Find all lines in the records that include the word "Temperature", and copy them out.
BEGIN Extracted entries
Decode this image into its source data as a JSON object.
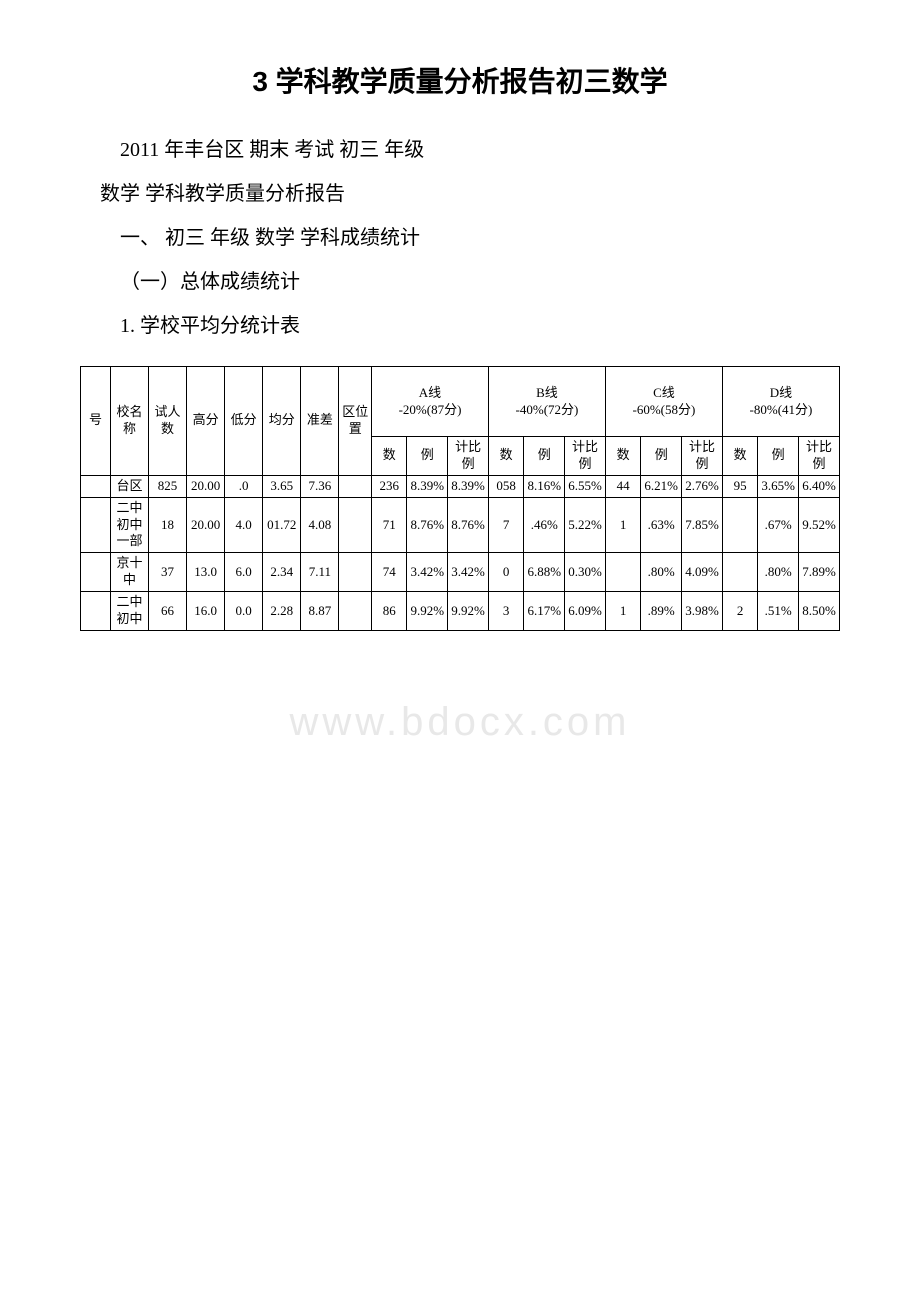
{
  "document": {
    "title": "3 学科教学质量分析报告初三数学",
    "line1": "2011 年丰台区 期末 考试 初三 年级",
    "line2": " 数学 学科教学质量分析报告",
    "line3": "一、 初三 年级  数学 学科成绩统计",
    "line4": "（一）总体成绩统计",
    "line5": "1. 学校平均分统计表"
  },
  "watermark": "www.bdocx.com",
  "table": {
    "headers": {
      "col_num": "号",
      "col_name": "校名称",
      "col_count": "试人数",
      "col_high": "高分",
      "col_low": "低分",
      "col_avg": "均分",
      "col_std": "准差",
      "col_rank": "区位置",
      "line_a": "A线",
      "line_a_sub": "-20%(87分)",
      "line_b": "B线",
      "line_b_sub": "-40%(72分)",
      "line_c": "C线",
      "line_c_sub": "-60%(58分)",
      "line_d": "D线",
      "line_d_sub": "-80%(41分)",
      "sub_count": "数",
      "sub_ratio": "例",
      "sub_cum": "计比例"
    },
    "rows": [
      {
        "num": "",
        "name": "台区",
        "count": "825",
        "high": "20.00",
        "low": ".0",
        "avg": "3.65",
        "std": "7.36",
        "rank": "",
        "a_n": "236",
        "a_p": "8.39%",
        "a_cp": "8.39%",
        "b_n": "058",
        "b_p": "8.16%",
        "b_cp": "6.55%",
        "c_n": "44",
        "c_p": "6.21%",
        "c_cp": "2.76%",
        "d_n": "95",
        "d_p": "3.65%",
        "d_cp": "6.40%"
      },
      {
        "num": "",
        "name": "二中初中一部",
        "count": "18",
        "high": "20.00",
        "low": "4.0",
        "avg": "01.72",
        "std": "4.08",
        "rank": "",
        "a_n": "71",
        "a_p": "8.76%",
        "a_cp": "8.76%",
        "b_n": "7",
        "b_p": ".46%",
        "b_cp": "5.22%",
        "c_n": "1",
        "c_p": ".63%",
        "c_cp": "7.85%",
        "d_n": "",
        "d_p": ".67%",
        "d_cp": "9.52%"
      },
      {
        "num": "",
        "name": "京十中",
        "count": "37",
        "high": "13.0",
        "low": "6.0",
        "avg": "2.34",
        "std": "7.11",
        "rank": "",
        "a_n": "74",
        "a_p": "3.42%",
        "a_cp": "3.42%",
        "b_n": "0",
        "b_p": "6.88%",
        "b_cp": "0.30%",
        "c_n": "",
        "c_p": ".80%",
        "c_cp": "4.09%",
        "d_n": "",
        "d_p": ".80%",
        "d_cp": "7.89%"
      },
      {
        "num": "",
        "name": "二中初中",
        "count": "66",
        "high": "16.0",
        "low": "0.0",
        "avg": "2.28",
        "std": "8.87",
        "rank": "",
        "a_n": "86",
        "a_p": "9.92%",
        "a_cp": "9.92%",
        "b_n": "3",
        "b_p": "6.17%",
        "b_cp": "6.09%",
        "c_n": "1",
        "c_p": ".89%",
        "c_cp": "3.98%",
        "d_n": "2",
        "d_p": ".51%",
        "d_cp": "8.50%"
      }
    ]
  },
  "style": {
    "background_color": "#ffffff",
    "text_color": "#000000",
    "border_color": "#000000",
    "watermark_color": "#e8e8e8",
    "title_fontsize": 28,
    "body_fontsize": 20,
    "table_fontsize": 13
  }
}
END Extracted entries
BEGIN Extracted entries
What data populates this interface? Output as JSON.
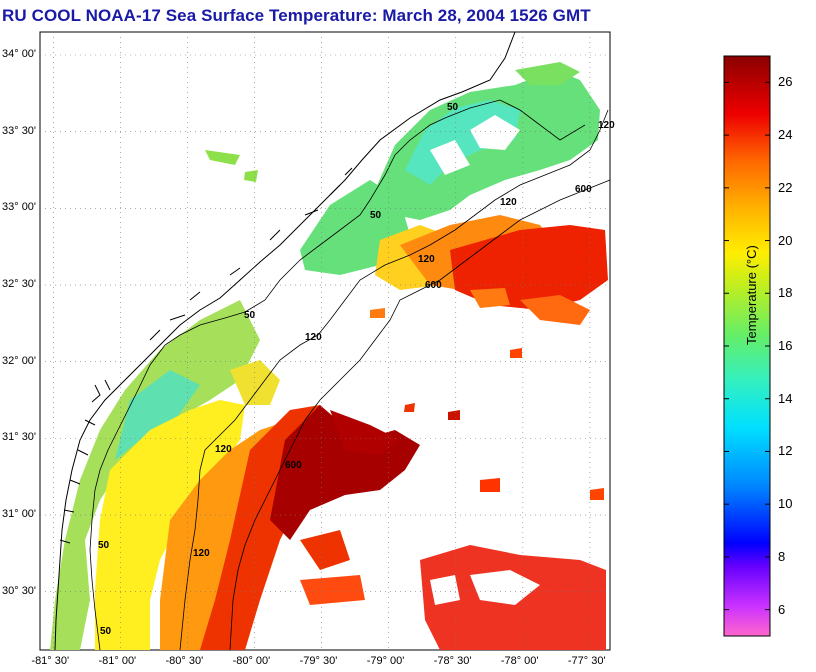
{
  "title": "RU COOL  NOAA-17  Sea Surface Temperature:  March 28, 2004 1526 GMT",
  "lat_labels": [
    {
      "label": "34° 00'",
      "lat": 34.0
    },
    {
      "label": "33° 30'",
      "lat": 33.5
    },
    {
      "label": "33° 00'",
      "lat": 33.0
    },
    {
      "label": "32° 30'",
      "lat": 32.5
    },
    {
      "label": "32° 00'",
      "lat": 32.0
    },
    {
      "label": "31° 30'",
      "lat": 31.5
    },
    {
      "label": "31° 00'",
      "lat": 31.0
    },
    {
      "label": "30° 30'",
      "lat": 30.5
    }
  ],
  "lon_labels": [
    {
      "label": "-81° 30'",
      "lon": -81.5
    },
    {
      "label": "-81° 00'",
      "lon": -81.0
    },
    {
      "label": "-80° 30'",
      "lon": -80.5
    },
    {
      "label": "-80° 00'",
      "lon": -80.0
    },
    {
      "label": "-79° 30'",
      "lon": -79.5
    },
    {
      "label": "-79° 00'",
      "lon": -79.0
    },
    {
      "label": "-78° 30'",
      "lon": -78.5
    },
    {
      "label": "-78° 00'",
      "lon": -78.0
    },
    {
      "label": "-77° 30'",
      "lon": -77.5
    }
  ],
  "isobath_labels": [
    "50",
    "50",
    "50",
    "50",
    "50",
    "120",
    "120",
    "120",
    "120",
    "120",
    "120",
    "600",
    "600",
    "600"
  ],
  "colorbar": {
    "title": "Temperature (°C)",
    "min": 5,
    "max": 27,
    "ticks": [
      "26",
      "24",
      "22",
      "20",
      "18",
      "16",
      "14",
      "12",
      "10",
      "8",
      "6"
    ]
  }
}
END Extracted entries
=== Answer to this task ===
  "title": "RU COOL  NOAA-17  Sea Surface Temperature:  March 28, 2004 1526 GMT",
    "title": "Temperature (°C)",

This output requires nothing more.